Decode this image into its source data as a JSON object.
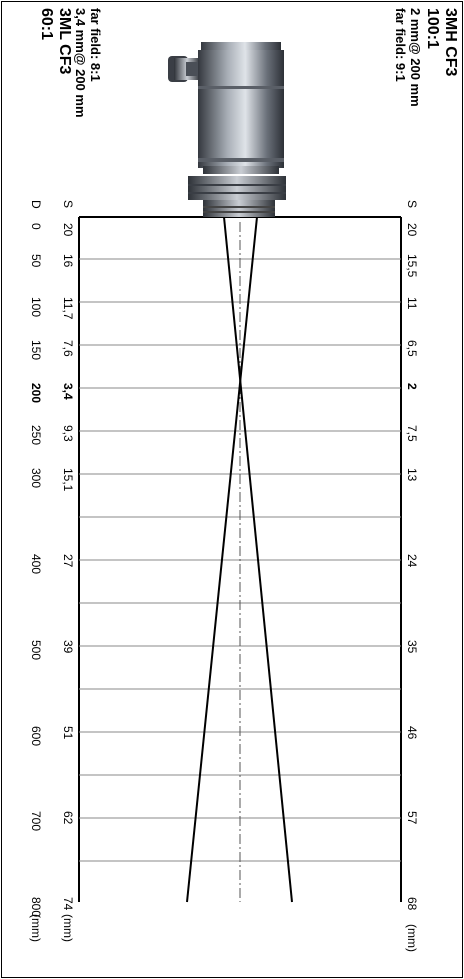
{
  "sensor_top": {
    "model": "3MH CF3",
    "ratio": "100:1",
    "spot": "2 mm@ 200 mm",
    "far_field": "far field: 9:1"
  },
  "sensor_bottom": {
    "far_field": "far field: 8:1",
    "spot": "3,4 mm@ 200 mm",
    "model": "3ML CF3",
    "ratio": "60:1"
  },
  "scale_D": {
    "label": "D",
    "unit": "(mm)",
    "ticks": [
      "0",
      "50",
      "100",
      "150",
      "200",
      "250",
      "300",
      "400",
      "500",
      "600",
      "700",
      "800"
    ]
  },
  "scale_S_bottom": {
    "label": "S",
    "ticks": [
      "20",
      "16",
      "11,7",
      "7,6",
      "3,4",
      "9,3",
      "15,1",
      "27",
      "39",
      "51",
      "62",
      "74"
    ],
    "unit": "(mm)"
  },
  "scale_S_top": {
    "label": "S",
    "ticks": [
      "20",
      "15,5",
      "11",
      "6,5",
      "2",
      "7,5",
      "13",
      "24",
      "35",
      "46",
      "57",
      "68"
    ],
    "unit": "(mm)"
  },
  "colors": {
    "line": "#000000",
    "grid": "#888888",
    "housing_dark": "#3c4048",
    "housing_light": "#b9bec6"
  }
}
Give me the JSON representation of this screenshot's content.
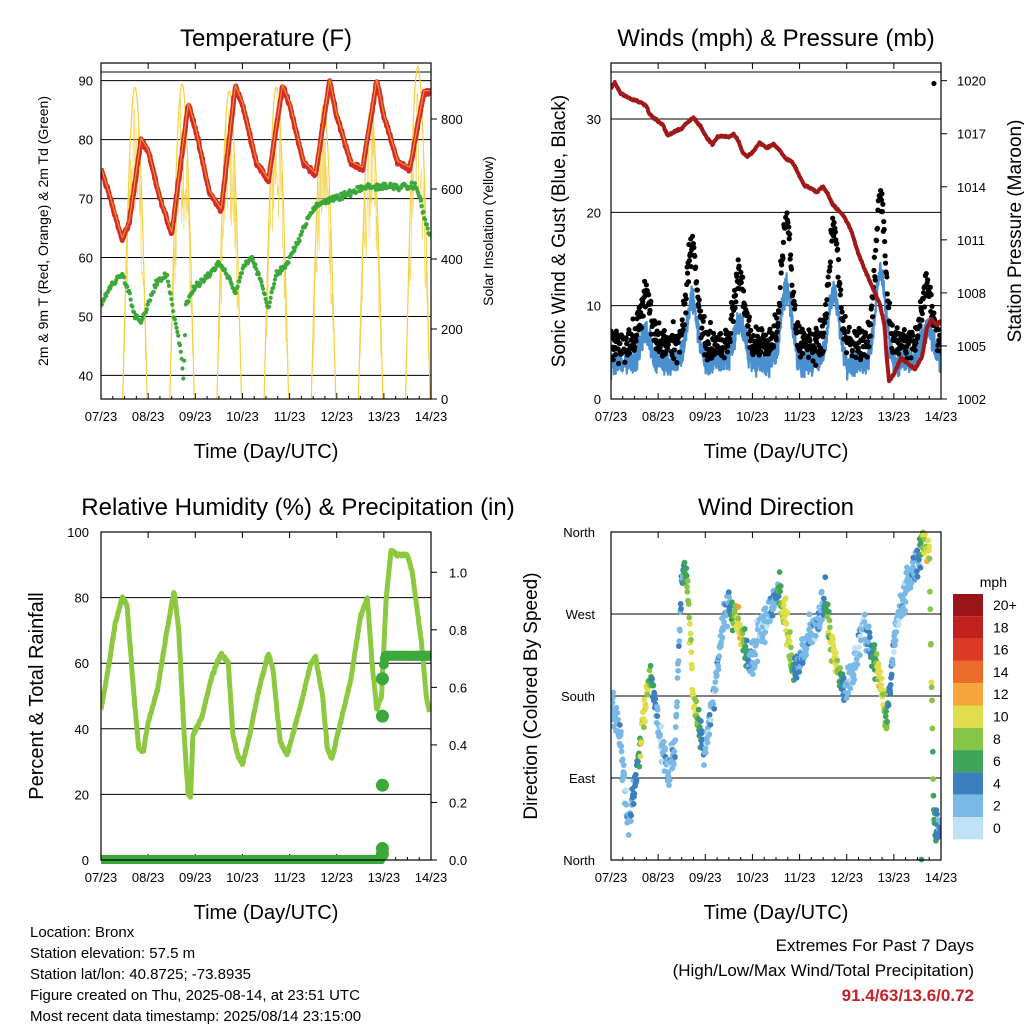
{
  "colors": {
    "temp": "#d42a2a",
    "temp9": "#f0a020",
    "dew": "#3aa83a",
    "solar": "#f5d040",
    "wind": "#4a90d0",
    "gust": "#000000",
    "pressure": "#a01818",
    "rh": "#8cc840",
    "rain": "#3aa83a"
  },
  "xticks": [
    "07/23",
    "08/23",
    "09/23",
    "10/23",
    "11/23",
    "12/23",
    "13/23",
    "14/23"
  ],
  "chart_data": [
    {
      "id": "temperature",
      "type": "line",
      "title": "Temperature (F)",
      "xlabel": "Time (Day/UTC)",
      "ylabel": "2m & 9m T (Red, Orange) & 2m Td (Green)",
      "ylabel_right": "Solar Insolation (Yellow)",
      "ylim": [
        36,
        93
      ],
      "yticks": [
        40,
        50,
        60,
        70,
        80,
        90
      ],
      "ylim_right": [
        0,
        960
      ],
      "yticks_right": [
        0,
        200,
        400,
        600,
        800
      ],
      "x_days": [
        7,
        14
      ],
      "series": [
        {
          "key": "temp",
          "values": [
            [
              7.0,
              75
            ],
            [
              7.2,
              70
            ],
            [
              7.45,
              63
            ],
            [
              7.6,
              66
            ],
            [
              7.85,
              80
            ],
            [
              8.0,
              78
            ],
            [
              8.25,
              70
            ],
            [
              8.5,
              64
            ],
            [
              8.85,
              86
            ],
            [
              9.0,
              82
            ],
            [
              9.3,
              71
            ],
            [
              9.55,
              68
            ],
            [
              9.85,
              89
            ],
            [
              10.0,
              86
            ],
            [
              10.3,
              76
            ],
            [
              10.55,
              73
            ],
            [
              10.85,
              89
            ],
            [
              11.0,
              86
            ],
            [
              11.3,
              76
            ],
            [
              11.55,
              74
            ],
            [
              11.85,
              90
            ],
            [
              12.0,
              84
            ],
            [
              12.3,
              76
            ],
            [
              12.55,
              75
            ],
            [
              12.85,
              90
            ],
            [
              13.0,
              84
            ],
            [
              13.3,
              76
            ],
            [
              13.55,
              75
            ],
            [
              13.85,
              88
            ],
            [
              14.0,
              88
            ]
          ]
        },
        {
          "key": "dew",
          "values": [
            [
              7.0,
              52
            ],
            [
              7.2,
              55
            ],
            [
              7.45,
              57
            ],
            [
              7.6,
              54
            ],
            [
              7.72,
              50
            ],
            [
              7.85,
              49
            ],
            [
              8.0,
              52
            ],
            [
              8.2,
              56
            ],
            [
              8.4,
              57
            ],
            [
              8.55,
              50
            ],
            [
              8.7,
              44
            ],
            [
              8.75,
              39
            ],
            [
              8.8,
              52
            ],
            [
              9.0,
              55
            ],
            [
              9.3,
              57
            ],
            [
              9.5,
              59
            ],
            [
              9.7,
              57
            ],
            [
              9.85,
              54
            ],
            [
              10.0,
              58
            ],
            [
              10.2,
              60
            ],
            [
              10.4,
              56
            ],
            [
              10.55,
              51
            ],
            [
              10.7,
              57
            ],
            [
              10.85,
              58
            ],
            [
              10.95,
              59
            ],
            [
              11.05,
              61
            ],
            [
              11.2,
              63
            ],
            [
              11.35,
              66
            ],
            [
              11.5,
              68
            ],
            [
              11.6,
              69
            ],
            [
              11.85,
              70
            ],
            [
              12.0,
              70
            ],
            [
              12.3,
              71
            ],
            [
              12.6,
              72
            ],
            [
              12.9,
              72
            ],
            [
              13.1,
              72
            ],
            [
              13.4,
              72
            ],
            [
              13.7,
              72
            ],
            [
              13.95,
              64
            ]
          ]
        }
      ],
      "solar": {
        "peaks": [
          [
            7.72,
            890
          ],
          [
            8.72,
            900
          ],
          [
            9.72,
            880
          ],
          [
            10.72,
            890
          ],
          [
            11.72,
            840
          ],
          [
            12.72,
            830
          ],
          [
            13.72,
            950
          ]
        ],
        "width": 0.26
      }
    },
    {
      "id": "winds",
      "type": "scatter",
      "title": "Winds (mph) & Pressure (mb)",
      "xlabel": "Time (Day/UTC)",
      "ylabel": "Sonic Wind & Gust (Blue, Black)",
      "ylabel_right": "Station Pressure (Maroon)",
      "ylim": [
        0,
        36
      ],
      "yticks": [
        0,
        10,
        20,
        30
      ],
      "ylim_right": [
        1002,
        1021
      ],
      "yticks_right": [
        1002,
        1005,
        1008,
        1011,
        1014,
        1017,
        1020
      ],
      "x_days": [
        7,
        14
      ],
      "pressure": [
        [
          7.0,
          1019.6
        ],
        [
          7.08,
          1019.9
        ],
        [
          7.2,
          1019.3
        ],
        [
          7.4,
          1019.0
        ],
        [
          7.6,
          1018.8
        ],
        [
          7.75,
          1018.6
        ],
        [
          7.82,
          1018.1
        ],
        [
          7.95,
          1017.8
        ],
        [
          8.1,
          1017.5
        ],
        [
          8.2,
          1016.9
        ],
        [
          8.35,
          1017.1
        ],
        [
          8.5,
          1017.3
        ],
        [
          8.6,
          1017.6
        ],
        [
          8.75,
          1017.9
        ],
        [
          8.9,
          1017.4
        ],
        [
          9.0,
          1016.9
        ],
        [
          9.15,
          1016.4
        ],
        [
          9.25,
          1016.8
        ],
        [
          9.35,
          1016.9
        ],
        [
          9.5,
          1016.8
        ],
        [
          9.6,
          1017.0
        ],
        [
          9.7,
          1016.6
        ],
        [
          9.8,
          1015.9
        ],
        [
          9.9,
          1015.7
        ],
        [
          10.05,
          1016.1
        ],
        [
          10.15,
          1016.5
        ],
        [
          10.3,
          1016.2
        ],
        [
          10.45,
          1016.4
        ],
        [
          10.6,
          1016.0
        ],
        [
          10.7,
          1015.6
        ],
        [
          10.85,
          1015.4
        ],
        [
          11.0,
          1014.6
        ],
        [
          11.1,
          1014.1
        ],
        [
          11.25,
          1013.9
        ],
        [
          11.35,
          1013.7
        ],
        [
          11.5,
          1014.0
        ],
        [
          11.6,
          1013.6
        ],
        [
          11.7,
          1013.0
        ],
        [
          11.85,
          1012.6
        ],
        [
          11.95,
          1012.3
        ],
        [
          12.1,
          1011.5
        ],
        [
          12.25,
          1010.2
        ],
        [
          12.4,
          1009.2
        ],
        [
          12.55,
          1008.3
        ],
        [
          12.7,
          1007.4
        ],
        [
          12.8,
          1006.2
        ],
        [
          12.85,
          1004.3
        ],
        [
          12.9,
          1003.0
        ],
        [
          13.0,
          1003.4
        ],
        [
          13.15,
          1004.3
        ],
        [
          13.3,
          1004.0
        ],
        [
          13.45,
          1003.7
        ],
        [
          13.6,
          1004.4
        ],
        [
          13.7,
          1006.0
        ],
        [
          13.8,
          1006.5
        ],
        [
          13.9,
          1006.2
        ],
        [
          14.0,
          1006.4
        ]
      ],
      "wind_cycle": {
        "base": 4,
        "peak": 11,
        "gust_base": 8,
        "gust_peak": 17
      },
      "gust_peaks": [
        [
          7.72,
          11
        ],
        [
          8.72,
          17
        ],
        [
          9.72,
          13
        ],
        [
          10.72,
          19
        ],
        [
          11.72,
          18
        ],
        [
          12.72,
          22
        ],
        [
          13.72,
          12
        ]
      ],
      "gust_outlier": [
        [
          13.85,
          33.8
        ]
      ]
    },
    {
      "id": "humidity",
      "type": "line",
      "title": "Relative Humidity (%) & Precipitation (in)",
      "xlabel": "Time (Day/UTC)",
      "ylabel": "Percent & Total Rainfall",
      "ylim": [
        0,
        100
      ],
      "yticks": [
        0,
        20,
        40,
        60,
        80,
        100
      ],
      "ylim_right": [
        0,
        1.14
      ],
      "yticks_right": [
        "0.0",
        "0.2",
        "0.4",
        "0.6",
        "0.8",
        "1.0"
      ],
      "x_days": [
        7,
        14
      ],
      "series": [
        {
          "key": "rh",
          "values": [
            [
              7.0,
              46
            ],
            [
              7.15,
              58
            ],
            [
              7.3,
              72
            ],
            [
              7.45,
              80
            ],
            [
              7.55,
              78
            ],
            [
              7.7,
              50
            ],
            [
              7.8,
              34
            ],
            [
              7.9,
              33
            ],
            [
              8.0,
              42
            ],
            [
              8.2,
              52
            ],
            [
              8.4,
              70
            ],
            [
              8.55,
              82
            ],
            [
              8.65,
              70
            ],
            [
              8.75,
              42
            ],
            [
              8.8,
              30
            ],
            [
              8.85,
              20
            ],
            [
              8.9,
              19
            ],
            [
              8.95,
              38
            ],
            [
              9.15,
              44
            ],
            [
              9.35,
              56
            ],
            [
              9.55,
              63
            ],
            [
              9.7,
              60
            ],
            [
              9.8,
              38
            ],
            [
              9.9,
              32
            ],
            [
              10.0,
              29
            ],
            [
              10.15,
              38
            ],
            [
              10.35,
              52
            ],
            [
              10.55,
              63
            ],
            [
              10.65,
              58
            ],
            [
              10.8,
              36
            ],
            [
              10.95,
              32
            ],
            [
              11.1,
              40
            ],
            [
              11.25,
              48
            ],
            [
              11.45,
              60
            ],
            [
              11.55,
              62
            ],
            [
              11.7,
              50
            ],
            [
              11.8,
              34
            ],
            [
              11.9,
              31
            ],
            [
              12.05,
              40
            ],
            [
              12.3,
              55
            ],
            [
              12.5,
              74
            ],
            [
              12.65,
              80
            ],
            [
              12.75,
              60
            ],
            [
              12.85,
              46
            ],
            [
              12.95,
              50
            ],
            [
              13.05,
              80
            ],
            [
              13.15,
              94
            ],
            [
              13.3,
              93
            ],
            [
              13.5,
              93
            ],
            [
              13.6,
              88
            ],
            [
              13.8,
              66
            ],
            [
              13.9,
              50
            ],
            [
              13.97,
              45
            ]
          ]
        }
      ],
      "rain": [
        [
          7.0,
          0.0
        ],
        [
          12.92,
          0.0
        ],
        [
          12.94,
          0.02
        ],
        [
          12.96,
          0.04
        ],
        [
          12.97,
          0.26
        ],
        [
          12.98,
          0.5
        ],
        [
          12.99,
          0.63
        ],
        [
          13.0,
          0.68
        ],
        [
          13.03,
          0.71
        ],
        [
          14.0,
          0.71
        ]
      ]
    },
    {
      "id": "wind_direction",
      "type": "scatter",
      "title": "Wind Direction",
      "xlabel": "Time (Day/UTC)",
      "ylabel": "Direction (Colored By Speed)",
      "yticks": [
        "North",
        "East",
        "South",
        "West",
        "North"
      ],
      "ylim": [
        0,
        360
      ],
      "x_days": [
        7,
        14
      ],
      "legend": {
        "title": "mph",
        "labels": [
          "20+",
          "18",
          "16",
          "14",
          "12",
          "10",
          "8",
          "6",
          "4",
          "2",
          "0"
        ],
        "colors": [
          "#9a1518",
          "#c0201e",
          "#dd3a26",
          "#ec6a2a",
          "#f5a53a",
          "#e2dd4a",
          "#88c445",
          "#3ea45a",
          "#3b7fbf",
          "#7ab8e6",
          "#bfe2f7"
        ],
        "placement": "right"
      },
      "direction_path": [
        [
          7.0,
          170
        ],
        [
          7.2,
          135
        ],
        [
          7.35,
          40
        ],
        [
          7.5,
          80
        ],
        [
          7.7,
          160
        ],
        [
          7.85,
          210
        ],
        [
          8.0,
          140
        ],
        [
          8.2,
          100
        ],
        [
          8.35,
          120
        ],
        [
          8.5,
          310
        ],
        [
          8.6,
          320
        ],
        [
          8.75,
          180
        ],
        [
          8.9,
          140
        ],
        [
          9.0,
          120
        ],
        [
          9.2,
          190
        ],
        [
          9.35,
          250
        ],
        [
          9.5,
          280
        ],
        [
          9.7,
          260
        ],
        [
          9.85,
          230
        ],
        [
          10.0,
          220
        ],
        [
          10.2,
          255
        ],
        [
          10.35,
          270
        ],
        [
          10.55,
          300
        ],
        [
          10.7,
          270
        ],
        [
          10.85,
          210
        ],
        [
          11.0,
          215
        ],
        [
          11.2,
          245
        ],
        [
          11.4,
          260
        ],
        [
          11.55,
          290
        ],
        [
          11.65,
          240
        ],
        [
          11.8,
          210
        ],
        [
          12.0,
          185
        ],
        [
          12.2,
          220
        ],
        [
          12.35,
          260
        ],
        [
          12.5,
          230
        ],
        [
          12.7,
          205
        ],
        [
          12.85,
          150
        ],
        [
          13.0,
          240
        ],
        [
          13.2,
          290
        ],
        [
          13.35,
          310
        ],
        [
          13.5,
          325
        ],
        [
          13.6,
          350
        ],
        [
          13.75,
          340
        ],
        [
          13.85,
          40
        ],
        [
          14.0,
          30
        ]
      ]
    }
  ],
  "info": {
    "location": "Location: Bronx",
    "elevation": "Station elevation: 57.5 m",
    "latlon": "Station lat/lon: 40.8725; -73.8935",
    "created": "Figure created on Thu, 2025-08-14, at 23:51 UTC",
    "recent": "Most recent data timestamp: 2025/08/14 23:15:00"
  },
  "extremes": {
    "title": "Extremes For Past 7 Days",
    "subtitle": "(High/Low/Max Wind/Total Precipitation)",
    "values": "91.4/63/13.6/0.72"
  }
}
=====
Objective ->
Count every line in the listing above that holds "Precipitation", then report only the count.

Problem solution ->
2